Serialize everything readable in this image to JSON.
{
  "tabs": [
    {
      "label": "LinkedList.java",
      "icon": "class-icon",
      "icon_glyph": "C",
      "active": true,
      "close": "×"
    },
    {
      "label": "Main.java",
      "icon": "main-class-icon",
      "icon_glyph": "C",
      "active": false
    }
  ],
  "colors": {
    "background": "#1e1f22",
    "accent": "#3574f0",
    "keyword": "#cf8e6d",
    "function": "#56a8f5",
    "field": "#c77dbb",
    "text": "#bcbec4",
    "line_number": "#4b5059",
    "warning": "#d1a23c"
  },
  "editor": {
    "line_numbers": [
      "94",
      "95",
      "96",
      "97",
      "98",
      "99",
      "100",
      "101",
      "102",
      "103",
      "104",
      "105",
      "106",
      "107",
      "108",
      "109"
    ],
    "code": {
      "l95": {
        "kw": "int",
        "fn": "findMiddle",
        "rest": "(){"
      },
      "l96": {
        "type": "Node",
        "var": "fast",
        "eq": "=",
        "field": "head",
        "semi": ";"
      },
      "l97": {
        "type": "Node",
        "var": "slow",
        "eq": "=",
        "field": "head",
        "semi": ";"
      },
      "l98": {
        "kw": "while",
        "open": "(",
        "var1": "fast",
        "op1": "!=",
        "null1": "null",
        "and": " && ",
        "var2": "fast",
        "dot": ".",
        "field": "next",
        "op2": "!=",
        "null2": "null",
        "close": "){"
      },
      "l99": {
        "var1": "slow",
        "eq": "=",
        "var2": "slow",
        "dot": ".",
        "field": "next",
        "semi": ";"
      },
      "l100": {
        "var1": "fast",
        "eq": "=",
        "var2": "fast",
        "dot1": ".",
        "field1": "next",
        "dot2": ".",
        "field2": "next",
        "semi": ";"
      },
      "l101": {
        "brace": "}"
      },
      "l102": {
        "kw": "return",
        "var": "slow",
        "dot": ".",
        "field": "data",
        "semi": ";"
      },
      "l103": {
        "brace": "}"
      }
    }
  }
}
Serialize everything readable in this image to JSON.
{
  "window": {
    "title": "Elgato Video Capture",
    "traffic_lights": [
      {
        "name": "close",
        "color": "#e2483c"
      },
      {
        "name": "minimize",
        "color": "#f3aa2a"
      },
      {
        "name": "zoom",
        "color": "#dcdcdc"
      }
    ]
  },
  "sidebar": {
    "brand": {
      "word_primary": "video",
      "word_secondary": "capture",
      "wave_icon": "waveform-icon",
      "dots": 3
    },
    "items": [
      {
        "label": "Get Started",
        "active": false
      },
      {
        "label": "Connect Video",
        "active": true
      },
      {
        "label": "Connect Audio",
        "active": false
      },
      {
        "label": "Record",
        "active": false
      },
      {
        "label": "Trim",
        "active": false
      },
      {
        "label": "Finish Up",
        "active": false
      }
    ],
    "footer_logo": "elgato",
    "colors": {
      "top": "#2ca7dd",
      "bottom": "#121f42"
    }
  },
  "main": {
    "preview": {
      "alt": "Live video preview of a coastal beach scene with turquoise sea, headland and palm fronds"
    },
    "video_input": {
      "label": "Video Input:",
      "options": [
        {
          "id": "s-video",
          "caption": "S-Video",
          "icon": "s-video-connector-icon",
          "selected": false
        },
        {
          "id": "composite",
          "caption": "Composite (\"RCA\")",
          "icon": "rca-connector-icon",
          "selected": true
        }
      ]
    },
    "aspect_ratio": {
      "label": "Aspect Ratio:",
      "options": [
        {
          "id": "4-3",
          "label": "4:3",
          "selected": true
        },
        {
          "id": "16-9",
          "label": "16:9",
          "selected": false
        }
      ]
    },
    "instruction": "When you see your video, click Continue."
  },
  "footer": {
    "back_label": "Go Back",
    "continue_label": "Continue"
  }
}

* * *

Above are some records. Print them all exactly.

### Solution for this task
Serialize everything readable in this image to JSON.
{
  "tabs": [
    {
      "label": "LinkedList.java",
      "icon": "class-icon",
      "icon_glyph": "C",
      "active": true,
      "close": "×"
    },
    {
      "label": "Main.java",
      "icon": "main-class-icon",
      "icon_glyph": "C",
      "active": false
    }
  ],
  "colors": {
    "background": "#1e1f22",
    "accent": "#3574f0",
    "keyword": "#cf8e6d",
    "function": "#56a8f5",
    "field": "#c77dbb",
    "text": "#bcbec4",
    "line_number": "#4b5059",
    "warning": "#d1a23c"
  },
  "editor": {
    "line_numbers": [
      "94",
      "95",
      "96",
      "97",
      "98",
      "99",
      "100",
      "101",
      "102",
      "103",
      "104",
      "105",
      "106",
      "107",
      "108",
      "109"
    ],
    "code": {
      "l95": {
        "kw": "int",
        "fn": "findMiddle",
        "rest": "(){"
      },
      "l96": {
        "type": "Node",
        "var": "fast",
        "eq": "=",
        "field": "head",
        "semi": ";"
      },
      "l97": {
        "type": "Node",
        "var": "slow",
        "eq": "=",
        "field": "head",
        "semi": ";"
      },
      "l98": {
        "kw": "while",
        "open": "(",
        "var1": "fast",
        "op1": "!=",
        "null1": "null",
        "and": " && ",
        "var2": "fast",
        "dot": ".",
        "field": "next",
        "op2": "!=",
        "null2": "null",
        "close": "){"
      },
      "l99": {
        "var1": "slow",
        "eq": "=",
        "var2": "slow",
        "dot": ".",
        "field": "next",
        "semi": ";"
      },
      "l100": {
        "var1": "fast",
        "eq": "=",
        "var2": "fast",
        "dot1": ".",
        "field1": "next",
        "dot2": ".",
        "field2": "next",
        "semi": ";"
      },
      "l101": {
        "brace": "}"
      },
      "l102": {
        "kw": "return",
        "var": "slow",
        "dot": ".",
        "field": "data",
        "semi": ";"
      },
      "l103": {
        "brace": "}"
      }
    }
  }
}
Serialize everything readable in this image to JSON.
{
  "window": {
    "title": "Elgato Video Capture",
    "traffic_lights": [
      {
        "name": "close",
        "color": "#e2483c"
      },
      {
        "name": "minimize",
        "color": "#f3aa2a"
      },
      {
        "name": "zoom",
        "color": "#dcdcdc"
      }
    ]
  },
  "sidebar": {
    "brand": {
      "word_primary": "video",
      "word_secondary": "capture",
      "wave_icon": "waveform-icon",
      "dots": 3
    },
    "items": [
      {
        "label": "Get Started",
        "active": false
      },
      {
        "label": "Connect Video",
        "active": true
      },
      {
        "label": "Connect Audio",
        "active": false
      },
      {
        "label": "Record",
        "active": false
      },
      {
        "label": "Trim",
        "active": false
      },
      {
        "label": "Finish Up",
        "active": false
      }
    ],
    "footer_logo": "elgato",
    "colors": {
      "top": "#2ca7dd",
      "bottom": "#121f42"
    }
  },
  "main": {
    "preview": {
      "alt": "Live video preview of a coastal beach scene with turquoise sea, headland and palm fronds"
    },
    "video_input": {
      "label": "Video Input:",
      "options": [
        {
          "id": "s-video",
          "caption": "S-Video",
          "icon": "s-video-connector-icon",
          "selected": false
        },
        {
          "id": "composite",
          "caption": "Composite (\"RCA\")",
          "icon": "rca-connector-icon",
          "selected": true
        }
      ]
    },
    "aspect_ratio": {
      "label": "Aspect Ratio:",
      "options": [
        {
          "id": "4-3",
          "label": "4:3",
          "selected": true
        },
        {
          "id": "16-9",
          "label": "16:9",
          "selected": false
        }
      ]
    },
    "instruction": "When you see your video, click Continue."
  },
  "footer": {
    "back_label": "Go Back",
    "continue_label": "Continue"
  }
}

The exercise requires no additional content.